Job:
Output every line of the data exactly as it appears.

Stored records:
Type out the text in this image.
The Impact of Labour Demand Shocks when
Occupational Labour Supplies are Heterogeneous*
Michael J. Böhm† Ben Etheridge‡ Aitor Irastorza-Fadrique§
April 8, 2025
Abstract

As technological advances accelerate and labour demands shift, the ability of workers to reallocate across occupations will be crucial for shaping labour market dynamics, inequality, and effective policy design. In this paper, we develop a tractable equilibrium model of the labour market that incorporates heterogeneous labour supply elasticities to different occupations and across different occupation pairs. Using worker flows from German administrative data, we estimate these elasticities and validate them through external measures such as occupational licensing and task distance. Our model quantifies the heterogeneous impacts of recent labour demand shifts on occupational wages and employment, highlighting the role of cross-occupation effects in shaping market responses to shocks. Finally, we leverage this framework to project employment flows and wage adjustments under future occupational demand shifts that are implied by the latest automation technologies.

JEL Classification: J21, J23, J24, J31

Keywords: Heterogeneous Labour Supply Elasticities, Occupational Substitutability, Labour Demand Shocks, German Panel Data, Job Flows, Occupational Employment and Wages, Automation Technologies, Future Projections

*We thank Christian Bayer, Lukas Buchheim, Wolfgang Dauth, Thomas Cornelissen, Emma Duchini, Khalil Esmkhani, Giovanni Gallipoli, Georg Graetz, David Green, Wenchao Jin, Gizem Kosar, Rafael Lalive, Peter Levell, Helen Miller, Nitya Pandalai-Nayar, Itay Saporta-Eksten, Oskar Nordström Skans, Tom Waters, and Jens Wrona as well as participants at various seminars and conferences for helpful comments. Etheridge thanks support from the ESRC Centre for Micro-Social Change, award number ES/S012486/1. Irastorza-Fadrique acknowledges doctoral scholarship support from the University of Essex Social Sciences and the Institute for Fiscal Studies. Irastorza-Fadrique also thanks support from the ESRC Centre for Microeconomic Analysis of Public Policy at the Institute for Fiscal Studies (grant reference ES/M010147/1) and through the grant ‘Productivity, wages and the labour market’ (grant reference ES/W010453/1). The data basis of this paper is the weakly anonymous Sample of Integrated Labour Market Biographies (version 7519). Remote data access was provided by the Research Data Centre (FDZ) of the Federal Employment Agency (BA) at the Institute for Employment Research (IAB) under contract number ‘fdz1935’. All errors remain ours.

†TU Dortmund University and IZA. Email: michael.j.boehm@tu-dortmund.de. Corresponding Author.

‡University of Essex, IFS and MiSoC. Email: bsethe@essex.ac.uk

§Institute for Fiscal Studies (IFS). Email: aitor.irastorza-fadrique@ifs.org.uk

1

Answer for this exercise:
Type out the text in this image.
The Impact of Labour Demand Shocks when
Occupational Labour Supplies are Heterogeneous*
Michael J. Böhm† Ben Etheridge‡ Aitor Irastorza-Fadrique§
April 8, 2025
Abstract

As technological advances accelerate and labour demands shift, the ability of workers to reallocate across occupations will be crucial for shaping labour market dynamics, inequality, and effective policy design. In this paper, we develop a tractable equilibrium model of the labour market that incorporates heterogeneous labour supply elasticities to different occupations and across different occupation pairs. Using worker flows from German administrative data, we estimate these elasticities and validate them through external measures such as occupational licensing and task distance. Our model quantifies the heterogeneous impacts of recent labour demand shifts on occupational wages and employment, highlighting the role of cross-occupation effects in shaping market responses to shocks. Finally, we leverage this framework to project employment flows and wage adjustments under future occupational demand shifts that are implied by the latest automation technologies.

JEL Classification: J21, J23, J24, J31

Keywords: Heterogeneous Labour Supply Elasticities, Occupational Substitutability, Labour Demand Shocks, German Panel Data, Job Flows, Occupational Employment and Wages, Automation Technologies, Future Projections

*We thank Christian Bayer, Lukas Buchheim, Wolfgang Dauth, Thomas Cornelissen, Emma Duchini, Khalil Esmkhani, Giovanni Gallipoli, Georg Graetz, David Green, Wenchao Jin, Gizem Kosar, Rafael Lalive, Peter Levell, Helen Miller, Nitya Pandalai-Nayar, Itay Saporta-Eksten, Oskar Nordström Skans, Tom Waters, and Jens Wrona as well as participants at various seminars and conferences for helpful comments. Etheridge thanks support from the ESRC Centre for Micro-Social Change, award number ES/S012486/1. Irastorza-Fadrique acknowledges doctoral scholarship support from the University of Essex Social Sciences and the Institute for Fiscal Studies. Irastorza-Fadrique also thanks support from the ESRC Centre for Microeconomic Analysis of Public Policy at the Institute for Fiscal Studies (grant reference ES/M010147/1) and through the grant ‘Productivity, wages and the labour market’ (grant reference ES/W010453/1). The data basis of this paper is the weakly anonymous Sample of Integrated Labour Market Biographies (version 7519). Remote data access was provided by the Research Data Centre (FDZ) of the Federal Employment Agency (BA) at the Institute for Employment Research (IAB) under contract number ‘fdz1935’. All errors remain ours.

†TU Dortmund University and IZA. Email: michael.j.boehm@tu-dortmund.de. Corresponding Author.

‡University of Essex, IFS and MiSoC. Email: bsethe@essex.ac.uk

§Institute for Fiscal Studies (IFS). Email: aitor.irastorza-fadrique@ifs.org.uk

1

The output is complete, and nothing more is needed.